### Data
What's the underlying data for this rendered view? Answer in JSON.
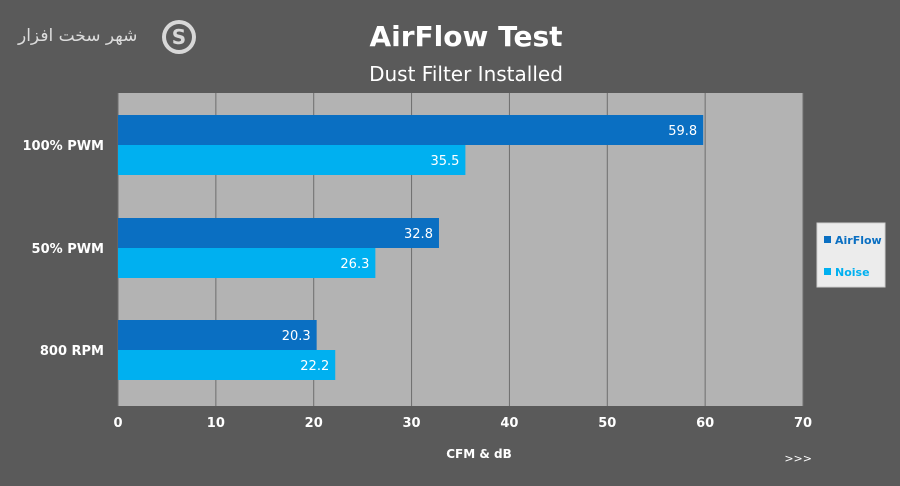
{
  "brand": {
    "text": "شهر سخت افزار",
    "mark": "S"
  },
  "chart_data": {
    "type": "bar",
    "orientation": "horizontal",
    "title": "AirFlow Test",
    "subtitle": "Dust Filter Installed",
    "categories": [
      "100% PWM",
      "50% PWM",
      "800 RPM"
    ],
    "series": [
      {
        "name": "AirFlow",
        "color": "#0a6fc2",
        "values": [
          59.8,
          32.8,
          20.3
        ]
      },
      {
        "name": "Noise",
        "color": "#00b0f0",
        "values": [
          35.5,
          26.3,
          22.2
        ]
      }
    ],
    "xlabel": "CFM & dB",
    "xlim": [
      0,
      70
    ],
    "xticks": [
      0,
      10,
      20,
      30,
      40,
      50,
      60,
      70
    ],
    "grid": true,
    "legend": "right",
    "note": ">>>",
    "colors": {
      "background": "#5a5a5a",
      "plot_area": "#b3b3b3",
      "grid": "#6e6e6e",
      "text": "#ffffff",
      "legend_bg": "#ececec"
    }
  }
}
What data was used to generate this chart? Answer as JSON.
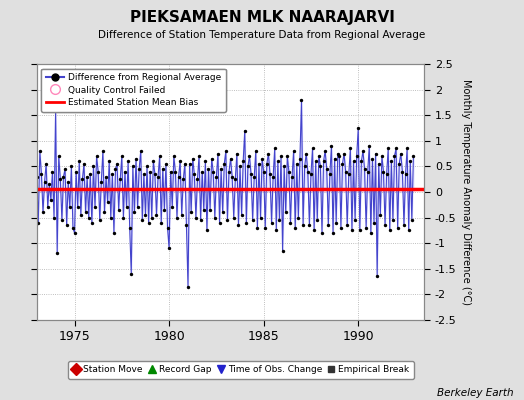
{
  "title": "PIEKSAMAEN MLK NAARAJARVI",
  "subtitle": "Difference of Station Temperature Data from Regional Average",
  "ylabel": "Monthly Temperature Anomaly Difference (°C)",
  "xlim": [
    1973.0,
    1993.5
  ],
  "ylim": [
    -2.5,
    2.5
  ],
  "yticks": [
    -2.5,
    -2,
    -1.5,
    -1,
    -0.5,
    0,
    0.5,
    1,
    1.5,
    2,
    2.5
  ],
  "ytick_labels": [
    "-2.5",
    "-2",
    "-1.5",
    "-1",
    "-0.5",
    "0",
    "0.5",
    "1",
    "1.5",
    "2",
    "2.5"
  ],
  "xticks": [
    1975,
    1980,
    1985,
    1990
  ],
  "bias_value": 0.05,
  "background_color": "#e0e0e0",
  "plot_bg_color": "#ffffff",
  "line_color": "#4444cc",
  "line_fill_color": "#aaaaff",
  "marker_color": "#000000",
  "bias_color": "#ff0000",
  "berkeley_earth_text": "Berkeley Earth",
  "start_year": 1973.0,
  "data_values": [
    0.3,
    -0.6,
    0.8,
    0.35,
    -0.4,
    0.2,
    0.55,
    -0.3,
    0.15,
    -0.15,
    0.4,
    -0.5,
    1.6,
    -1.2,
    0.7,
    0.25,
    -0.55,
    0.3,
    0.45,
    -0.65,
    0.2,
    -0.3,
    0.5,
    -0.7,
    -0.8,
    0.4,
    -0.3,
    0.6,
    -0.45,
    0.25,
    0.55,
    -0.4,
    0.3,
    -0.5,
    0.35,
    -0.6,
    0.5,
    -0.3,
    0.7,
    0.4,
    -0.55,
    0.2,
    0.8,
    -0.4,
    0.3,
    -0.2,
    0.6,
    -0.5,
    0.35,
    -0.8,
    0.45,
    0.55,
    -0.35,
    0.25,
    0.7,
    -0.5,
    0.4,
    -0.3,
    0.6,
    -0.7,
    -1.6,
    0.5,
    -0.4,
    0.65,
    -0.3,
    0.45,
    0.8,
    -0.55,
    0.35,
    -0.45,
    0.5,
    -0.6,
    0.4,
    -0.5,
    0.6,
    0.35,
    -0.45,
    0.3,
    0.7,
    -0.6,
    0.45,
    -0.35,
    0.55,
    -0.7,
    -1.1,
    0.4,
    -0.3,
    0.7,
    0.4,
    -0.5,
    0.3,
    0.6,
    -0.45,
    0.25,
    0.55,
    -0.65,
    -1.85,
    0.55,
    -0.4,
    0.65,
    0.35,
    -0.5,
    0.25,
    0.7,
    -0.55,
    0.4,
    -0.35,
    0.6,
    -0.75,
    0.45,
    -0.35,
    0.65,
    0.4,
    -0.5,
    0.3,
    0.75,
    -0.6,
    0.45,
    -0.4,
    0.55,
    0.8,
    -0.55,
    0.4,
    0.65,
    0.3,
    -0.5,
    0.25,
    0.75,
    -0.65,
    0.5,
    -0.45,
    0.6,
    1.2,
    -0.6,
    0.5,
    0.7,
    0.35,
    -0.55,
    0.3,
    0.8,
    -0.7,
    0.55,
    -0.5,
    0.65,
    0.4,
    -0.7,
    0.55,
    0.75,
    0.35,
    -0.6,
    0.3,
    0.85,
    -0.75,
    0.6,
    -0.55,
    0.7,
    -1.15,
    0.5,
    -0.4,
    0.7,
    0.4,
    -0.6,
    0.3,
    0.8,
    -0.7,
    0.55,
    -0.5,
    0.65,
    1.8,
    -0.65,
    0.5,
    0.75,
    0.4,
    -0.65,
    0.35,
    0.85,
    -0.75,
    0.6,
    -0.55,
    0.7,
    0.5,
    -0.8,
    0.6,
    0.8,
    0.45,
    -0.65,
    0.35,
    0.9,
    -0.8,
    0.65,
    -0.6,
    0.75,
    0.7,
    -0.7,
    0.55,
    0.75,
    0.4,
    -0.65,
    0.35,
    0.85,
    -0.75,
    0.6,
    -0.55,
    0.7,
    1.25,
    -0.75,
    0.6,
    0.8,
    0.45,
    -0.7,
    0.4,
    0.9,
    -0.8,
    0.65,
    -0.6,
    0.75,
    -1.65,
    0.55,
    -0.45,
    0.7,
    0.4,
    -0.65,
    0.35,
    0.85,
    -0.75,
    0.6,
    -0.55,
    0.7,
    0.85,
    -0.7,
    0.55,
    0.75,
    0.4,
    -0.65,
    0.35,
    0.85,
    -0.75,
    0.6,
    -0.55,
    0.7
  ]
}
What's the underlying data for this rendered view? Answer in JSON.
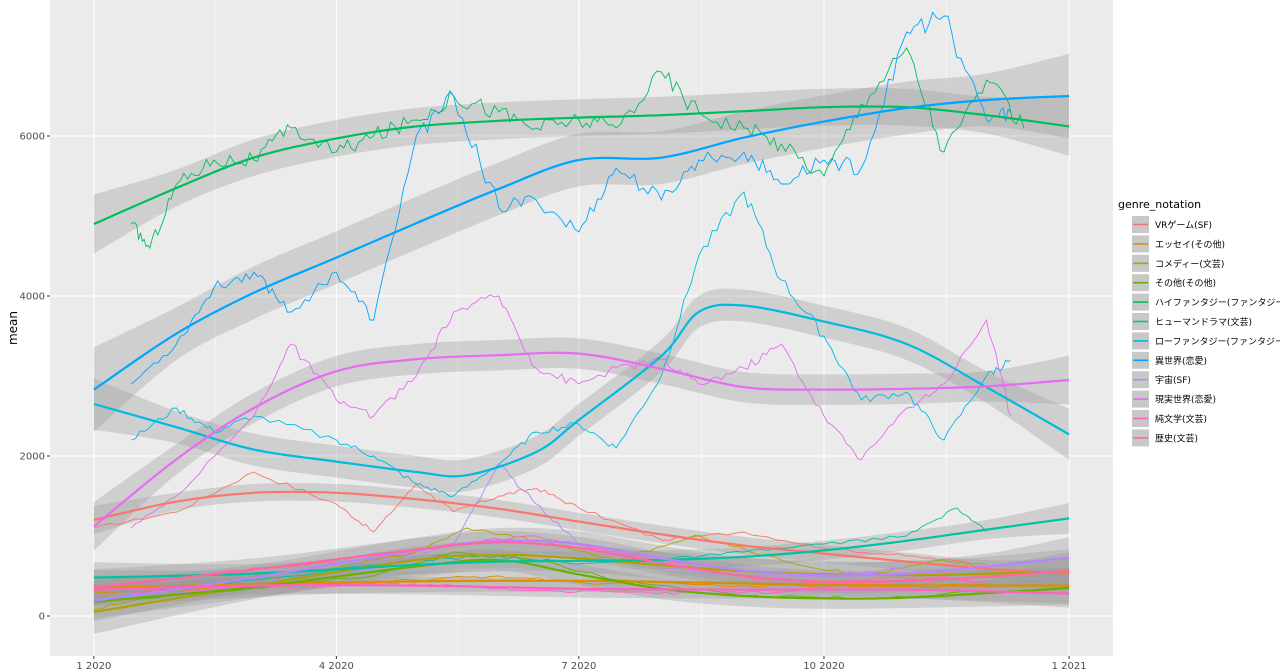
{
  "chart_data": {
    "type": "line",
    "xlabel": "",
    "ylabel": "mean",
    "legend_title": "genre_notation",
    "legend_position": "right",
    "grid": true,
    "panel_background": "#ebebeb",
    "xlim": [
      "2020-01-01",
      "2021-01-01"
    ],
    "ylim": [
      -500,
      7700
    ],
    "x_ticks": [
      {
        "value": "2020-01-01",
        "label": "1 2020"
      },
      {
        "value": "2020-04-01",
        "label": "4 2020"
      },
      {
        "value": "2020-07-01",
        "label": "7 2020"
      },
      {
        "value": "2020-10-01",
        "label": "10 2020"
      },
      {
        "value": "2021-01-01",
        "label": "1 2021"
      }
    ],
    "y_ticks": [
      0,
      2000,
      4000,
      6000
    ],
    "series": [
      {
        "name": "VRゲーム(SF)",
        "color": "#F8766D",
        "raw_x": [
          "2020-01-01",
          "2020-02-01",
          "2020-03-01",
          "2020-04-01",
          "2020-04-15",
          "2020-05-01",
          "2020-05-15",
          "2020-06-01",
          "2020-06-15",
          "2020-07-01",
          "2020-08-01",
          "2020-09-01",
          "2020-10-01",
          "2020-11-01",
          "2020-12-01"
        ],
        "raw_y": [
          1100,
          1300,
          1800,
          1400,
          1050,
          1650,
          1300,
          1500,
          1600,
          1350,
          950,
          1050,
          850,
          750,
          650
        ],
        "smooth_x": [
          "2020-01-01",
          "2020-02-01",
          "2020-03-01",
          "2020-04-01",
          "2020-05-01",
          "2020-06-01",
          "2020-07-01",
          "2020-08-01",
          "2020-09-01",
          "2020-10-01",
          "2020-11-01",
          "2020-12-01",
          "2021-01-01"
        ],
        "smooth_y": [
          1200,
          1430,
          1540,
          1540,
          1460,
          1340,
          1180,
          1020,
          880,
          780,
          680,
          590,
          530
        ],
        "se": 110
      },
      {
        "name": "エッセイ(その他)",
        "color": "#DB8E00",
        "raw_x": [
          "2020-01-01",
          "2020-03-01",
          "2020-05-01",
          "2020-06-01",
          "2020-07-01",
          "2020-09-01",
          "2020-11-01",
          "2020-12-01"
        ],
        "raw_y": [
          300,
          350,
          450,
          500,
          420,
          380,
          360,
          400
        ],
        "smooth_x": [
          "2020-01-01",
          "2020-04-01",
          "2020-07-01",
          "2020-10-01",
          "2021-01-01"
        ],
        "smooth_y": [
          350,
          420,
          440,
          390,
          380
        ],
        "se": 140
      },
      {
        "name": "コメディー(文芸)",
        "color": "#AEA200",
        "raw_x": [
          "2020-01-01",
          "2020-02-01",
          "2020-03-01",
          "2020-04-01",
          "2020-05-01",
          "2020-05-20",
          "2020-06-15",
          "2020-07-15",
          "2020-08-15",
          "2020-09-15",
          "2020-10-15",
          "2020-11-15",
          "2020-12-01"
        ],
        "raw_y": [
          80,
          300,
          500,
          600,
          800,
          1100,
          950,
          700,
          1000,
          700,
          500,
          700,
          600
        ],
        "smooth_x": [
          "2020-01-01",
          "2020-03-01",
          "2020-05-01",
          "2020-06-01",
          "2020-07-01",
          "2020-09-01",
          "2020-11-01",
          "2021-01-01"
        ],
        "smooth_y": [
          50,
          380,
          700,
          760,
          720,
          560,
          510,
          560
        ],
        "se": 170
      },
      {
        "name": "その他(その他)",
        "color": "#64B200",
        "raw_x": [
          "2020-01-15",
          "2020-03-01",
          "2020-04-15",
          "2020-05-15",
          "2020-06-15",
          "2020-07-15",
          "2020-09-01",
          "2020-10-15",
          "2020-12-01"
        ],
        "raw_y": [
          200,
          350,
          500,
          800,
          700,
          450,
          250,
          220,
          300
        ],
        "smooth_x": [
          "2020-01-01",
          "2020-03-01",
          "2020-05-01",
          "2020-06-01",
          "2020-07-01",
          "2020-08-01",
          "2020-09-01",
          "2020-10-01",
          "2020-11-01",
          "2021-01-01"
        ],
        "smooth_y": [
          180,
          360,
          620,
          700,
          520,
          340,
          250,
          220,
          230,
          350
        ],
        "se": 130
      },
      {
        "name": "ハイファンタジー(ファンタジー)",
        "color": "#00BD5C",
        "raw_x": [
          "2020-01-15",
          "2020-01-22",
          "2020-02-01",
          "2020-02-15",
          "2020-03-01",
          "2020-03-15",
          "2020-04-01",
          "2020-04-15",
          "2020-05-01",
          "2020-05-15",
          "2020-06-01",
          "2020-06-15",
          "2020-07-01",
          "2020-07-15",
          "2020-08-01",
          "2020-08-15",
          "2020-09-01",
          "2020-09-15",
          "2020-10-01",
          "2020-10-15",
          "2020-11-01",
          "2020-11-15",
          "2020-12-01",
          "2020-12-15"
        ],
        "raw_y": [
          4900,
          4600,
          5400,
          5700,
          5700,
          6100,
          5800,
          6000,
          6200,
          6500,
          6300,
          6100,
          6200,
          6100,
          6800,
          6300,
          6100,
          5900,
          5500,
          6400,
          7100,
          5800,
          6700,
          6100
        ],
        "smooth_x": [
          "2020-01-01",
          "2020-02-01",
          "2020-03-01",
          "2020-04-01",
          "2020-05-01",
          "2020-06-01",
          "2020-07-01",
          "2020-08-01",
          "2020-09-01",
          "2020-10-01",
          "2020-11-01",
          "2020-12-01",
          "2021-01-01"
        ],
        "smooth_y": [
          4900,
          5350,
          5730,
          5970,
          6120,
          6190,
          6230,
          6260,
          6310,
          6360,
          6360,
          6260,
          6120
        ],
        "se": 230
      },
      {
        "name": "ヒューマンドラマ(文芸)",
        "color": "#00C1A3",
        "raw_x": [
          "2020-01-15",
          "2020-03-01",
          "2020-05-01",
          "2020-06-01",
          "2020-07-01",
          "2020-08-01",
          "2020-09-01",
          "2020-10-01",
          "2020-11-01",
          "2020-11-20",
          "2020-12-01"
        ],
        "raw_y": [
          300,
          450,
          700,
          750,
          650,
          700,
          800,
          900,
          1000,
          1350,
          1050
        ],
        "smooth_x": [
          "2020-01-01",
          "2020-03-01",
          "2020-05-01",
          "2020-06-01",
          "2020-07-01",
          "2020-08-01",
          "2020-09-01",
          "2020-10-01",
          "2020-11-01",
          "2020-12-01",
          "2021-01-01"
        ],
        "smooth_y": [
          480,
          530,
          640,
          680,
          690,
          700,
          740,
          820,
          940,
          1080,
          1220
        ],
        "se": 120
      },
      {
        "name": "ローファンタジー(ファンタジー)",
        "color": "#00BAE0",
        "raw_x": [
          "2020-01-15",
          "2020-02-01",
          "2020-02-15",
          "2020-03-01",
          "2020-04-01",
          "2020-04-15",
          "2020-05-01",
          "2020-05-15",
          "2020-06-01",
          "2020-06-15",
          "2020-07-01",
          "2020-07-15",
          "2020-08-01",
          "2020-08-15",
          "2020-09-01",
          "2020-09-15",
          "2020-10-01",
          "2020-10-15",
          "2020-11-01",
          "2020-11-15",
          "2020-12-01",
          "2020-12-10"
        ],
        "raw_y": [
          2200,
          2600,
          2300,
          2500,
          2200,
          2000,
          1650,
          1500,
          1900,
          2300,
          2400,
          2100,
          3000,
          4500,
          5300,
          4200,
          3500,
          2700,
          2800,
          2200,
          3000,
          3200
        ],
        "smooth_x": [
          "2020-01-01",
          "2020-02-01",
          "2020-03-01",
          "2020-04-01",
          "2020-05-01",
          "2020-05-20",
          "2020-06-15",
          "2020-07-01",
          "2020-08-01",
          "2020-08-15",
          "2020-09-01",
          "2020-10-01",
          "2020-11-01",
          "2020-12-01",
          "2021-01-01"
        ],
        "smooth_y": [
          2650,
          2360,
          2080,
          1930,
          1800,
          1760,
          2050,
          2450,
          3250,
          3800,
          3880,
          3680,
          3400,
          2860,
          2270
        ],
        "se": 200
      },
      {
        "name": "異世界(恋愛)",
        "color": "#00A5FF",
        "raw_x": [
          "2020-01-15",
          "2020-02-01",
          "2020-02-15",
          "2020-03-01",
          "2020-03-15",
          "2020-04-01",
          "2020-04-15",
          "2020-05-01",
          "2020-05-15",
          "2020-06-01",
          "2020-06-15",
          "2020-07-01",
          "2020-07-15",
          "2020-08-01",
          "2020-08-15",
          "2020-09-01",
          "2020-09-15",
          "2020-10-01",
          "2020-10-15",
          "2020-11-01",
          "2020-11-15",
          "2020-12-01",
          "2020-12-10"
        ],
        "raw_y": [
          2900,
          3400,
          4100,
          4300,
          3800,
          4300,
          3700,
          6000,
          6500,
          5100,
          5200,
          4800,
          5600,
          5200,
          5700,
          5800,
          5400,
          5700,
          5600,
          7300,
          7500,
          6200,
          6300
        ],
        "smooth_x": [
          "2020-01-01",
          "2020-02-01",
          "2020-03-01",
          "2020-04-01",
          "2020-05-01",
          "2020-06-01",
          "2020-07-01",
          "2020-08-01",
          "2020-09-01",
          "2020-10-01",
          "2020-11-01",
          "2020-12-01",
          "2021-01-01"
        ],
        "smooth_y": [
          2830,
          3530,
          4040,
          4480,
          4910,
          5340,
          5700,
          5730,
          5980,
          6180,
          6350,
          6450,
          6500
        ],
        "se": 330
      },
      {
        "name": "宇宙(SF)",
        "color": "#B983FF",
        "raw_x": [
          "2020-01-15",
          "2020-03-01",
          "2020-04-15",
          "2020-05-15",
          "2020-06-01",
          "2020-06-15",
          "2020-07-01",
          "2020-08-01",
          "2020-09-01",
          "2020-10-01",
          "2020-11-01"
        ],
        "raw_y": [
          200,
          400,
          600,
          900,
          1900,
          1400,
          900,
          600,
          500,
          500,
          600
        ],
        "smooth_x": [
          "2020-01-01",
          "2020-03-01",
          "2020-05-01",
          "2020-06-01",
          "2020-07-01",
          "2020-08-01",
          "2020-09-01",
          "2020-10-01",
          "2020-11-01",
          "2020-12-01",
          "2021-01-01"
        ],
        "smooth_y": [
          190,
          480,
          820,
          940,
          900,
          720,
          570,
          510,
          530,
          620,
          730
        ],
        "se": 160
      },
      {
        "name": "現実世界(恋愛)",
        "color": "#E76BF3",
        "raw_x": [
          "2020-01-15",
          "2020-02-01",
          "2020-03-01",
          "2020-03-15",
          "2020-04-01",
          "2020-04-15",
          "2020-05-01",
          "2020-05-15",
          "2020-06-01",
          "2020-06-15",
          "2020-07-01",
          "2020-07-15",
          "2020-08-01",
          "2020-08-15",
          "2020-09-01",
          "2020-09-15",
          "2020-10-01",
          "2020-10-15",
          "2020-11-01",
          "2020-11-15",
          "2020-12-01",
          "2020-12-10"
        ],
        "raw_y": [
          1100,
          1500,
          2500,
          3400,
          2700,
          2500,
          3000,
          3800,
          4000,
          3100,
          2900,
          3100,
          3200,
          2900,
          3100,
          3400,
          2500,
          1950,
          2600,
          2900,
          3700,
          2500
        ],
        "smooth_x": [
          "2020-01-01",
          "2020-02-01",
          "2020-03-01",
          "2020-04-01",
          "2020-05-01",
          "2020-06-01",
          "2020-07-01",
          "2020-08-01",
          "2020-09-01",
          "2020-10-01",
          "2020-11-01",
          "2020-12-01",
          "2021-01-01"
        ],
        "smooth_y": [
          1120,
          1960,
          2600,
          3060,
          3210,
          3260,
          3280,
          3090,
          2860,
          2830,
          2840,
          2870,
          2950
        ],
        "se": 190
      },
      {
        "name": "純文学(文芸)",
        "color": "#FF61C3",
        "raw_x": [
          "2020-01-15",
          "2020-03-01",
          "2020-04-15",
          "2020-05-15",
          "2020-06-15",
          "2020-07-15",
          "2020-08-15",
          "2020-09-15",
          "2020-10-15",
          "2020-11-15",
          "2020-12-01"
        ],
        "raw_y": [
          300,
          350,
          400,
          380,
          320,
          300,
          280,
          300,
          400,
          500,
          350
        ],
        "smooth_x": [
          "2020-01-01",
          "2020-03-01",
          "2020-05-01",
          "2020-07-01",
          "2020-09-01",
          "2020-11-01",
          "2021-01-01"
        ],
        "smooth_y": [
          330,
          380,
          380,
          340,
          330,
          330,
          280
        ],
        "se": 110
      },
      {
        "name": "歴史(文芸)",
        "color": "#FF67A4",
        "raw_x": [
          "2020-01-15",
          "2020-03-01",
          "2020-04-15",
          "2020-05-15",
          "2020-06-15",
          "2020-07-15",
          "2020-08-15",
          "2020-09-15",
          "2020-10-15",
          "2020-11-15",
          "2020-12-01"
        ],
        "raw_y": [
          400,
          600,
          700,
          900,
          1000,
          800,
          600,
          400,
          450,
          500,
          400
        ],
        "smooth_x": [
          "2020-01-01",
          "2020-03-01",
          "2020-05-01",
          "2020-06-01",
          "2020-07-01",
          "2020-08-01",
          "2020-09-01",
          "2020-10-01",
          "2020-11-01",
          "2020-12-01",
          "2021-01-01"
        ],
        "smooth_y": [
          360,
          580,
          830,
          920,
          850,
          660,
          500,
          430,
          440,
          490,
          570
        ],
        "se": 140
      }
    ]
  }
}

### Job
Identify all lines in the records above with the word "Difference".

### Expected output
  "subtitle": "Difference of Station Temperature Data from Regional Average",
  "ylabel": "Monthly Temperature Anomaly Difference (°C)",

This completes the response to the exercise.